- Records for the exercise:
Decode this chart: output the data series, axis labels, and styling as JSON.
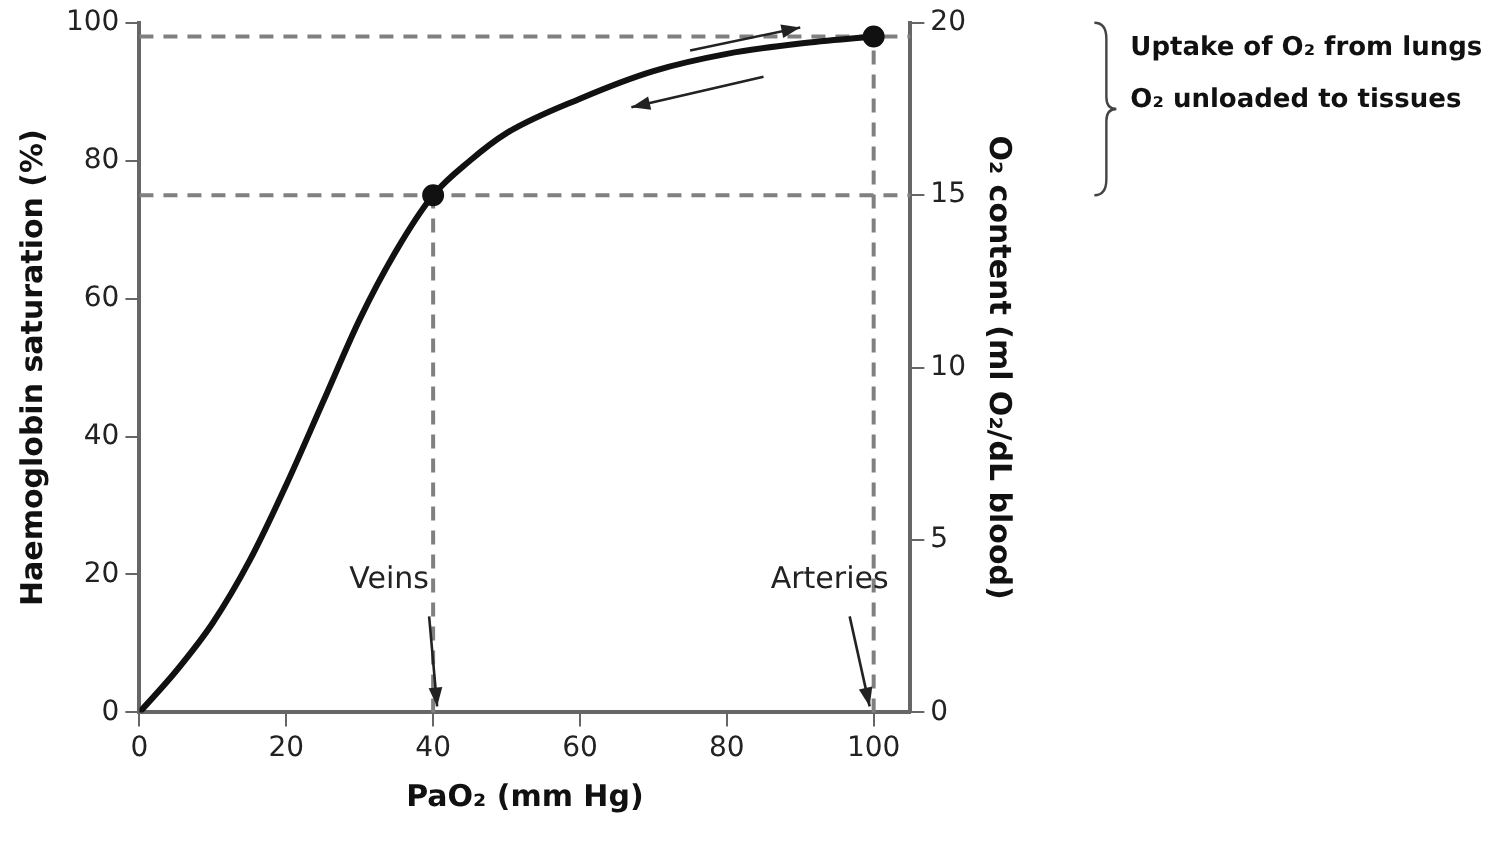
{
  "chart_data": {
    "type": "line",
    "xlabel": "PaO₂ (mm Hg)",
    "ylabel": "Haemoglobin saturation (%)",
    "y2label": "O₂ content (ml O₂/dL blood)",
    "xlim": [
      0,
      105
    ],
    "xticks": [
      0,
      20,
      40,
      60,
      80,
      100
    ],
    "ylim": [
      0,
      100
    ],
    "yticks": [
      0,
      20,
      40,
      60,
      80,
      100
    ],
    "y2lim": [
      0,
      20
    ],
    "y2ticks": [
      0,
      5,
      10,
      15,
      20
    ],
    "series": [
      {
        "color": "#111111",
        "marker": "none",
        "x": [
          0,
          5,
          10,
          15,
          20,
          25,
          30,
          35,
          40,
          45,
          50,
          60,
          70,
          80,
          90,
          100
        ],
        "values": [
          0,
          6,
          13,
          22,
          33,
          45,
          57,
          67,
          75,
          80,
          84,
          89,
          93,
          95.5,
          97,
          98
        ]
      },
      {
        "type": "scatter",
        "color": "#111111",
        "marker": "circle",
        "x": [
          40,
          100
        ],
        "values": [
          75,
          98
        ]
      }
    ],
    "ref_lines": [
      {
        "axis": "y",
        "value": 98,
        "color": "#808080",
        "line_style": "dashed"
      },
      {
        "axis": "y",
        "value": 75,
        "color": "#808080",
        "line_style": "dashed"
      },
      {
        "axis": "x",
        "value": 40,
        "color": "#808080",
        "line_style": "dashed"
      },
      {
        "axis": "x",
        "value": 100,
        "color": "#808080",
        "line_style": "dashed"
      }
    ],
    "annotations": [
      {
        "text": "Veins",
        "x": 40,
        "y": 0
      },
      {
        "text": "Arteries",
        "x": 100,
        "y": 0
      },
      "Uptake of O₂ from lungs",
      "O₂ unloaded to tissues"
    ],
    "grid": false,
    "legend": false
  }
}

- Your objective:
Every entry must be written out exactly, with all pictures left out.

- Exercise solution:
Decode this chart: output the data series, axis labels, and styling as JSON.
{
  "chart_data": {
    "type": "line",
    "xlabel": "PaO₂ (mm Hg)",
    "ylabel": "Haemoglobin saturation (%)",
    "y2label": "O₂ content (ml O₂/dL blood)",
    "xlim": [
      0,
      105
    ],
    "xticks": [
      0,
      20,
      40,
      60,
      80,
      100
    ],
    "ylim": [
      0,
      100
    ],
    "yticks": [
      0,
      20,
      40,
      60,
      80,
      100
    ],
    "y2lim": [
      0,
      20
    ],
    "y2ticks": [
      0,
      5,
      10,
      15,
      20
    ],
    "series": [
      {
        "color": "#111111",
        "marker": "none",
        "x": [
          0,
          5,
          10,
          15,
          20,
          25,
          30,
          35,
          40,
          45,
          50,
          60,
          70,
          80,
          90,
          100
        ],
        "values": [
          0,
          6,
          13,
          22,
          33,
          45,
          57,
          67,
          75,
          80,
          84,
          89,
          93,
          95.5,
          97,
          98
        ]
      },
      {
        "type": "scatter",
        "color": "#111111",
        "marker": "circle",
        "x": [
          40,
          100
        ],
        "values": [
          75,
          98
        ]
      }
    ],
    "ref_lines": [
      {
        "axis": "y",
        "value": 98,
        "color": "#808080",
        "line_style": "dashed"
      },
      {
        "axis": "y",
        "value": 75,
        "color": "#808080",
        "line_style": "dashed"
      },
      {
        "axis": "x",
        "value": 40,
        "color": "#808080",
        "line_style": "dashed"
      },
      {
        "axis": "x",
        "value": 100,
        "color": "#808080",
        "line_style": "dashed"
      }
    ],
    "annotations": [
      {
        "text": "Veins",
        "x": 40,
        "y": 0
      },
      {
        "text": "Arteries",
        "x": 100,
        "y": 0
      },
      "Uptake of O₂ from lungs",
      "O₂ unloaded to tissues"
    ],
    "grid": false,
    "legend": false
  }
}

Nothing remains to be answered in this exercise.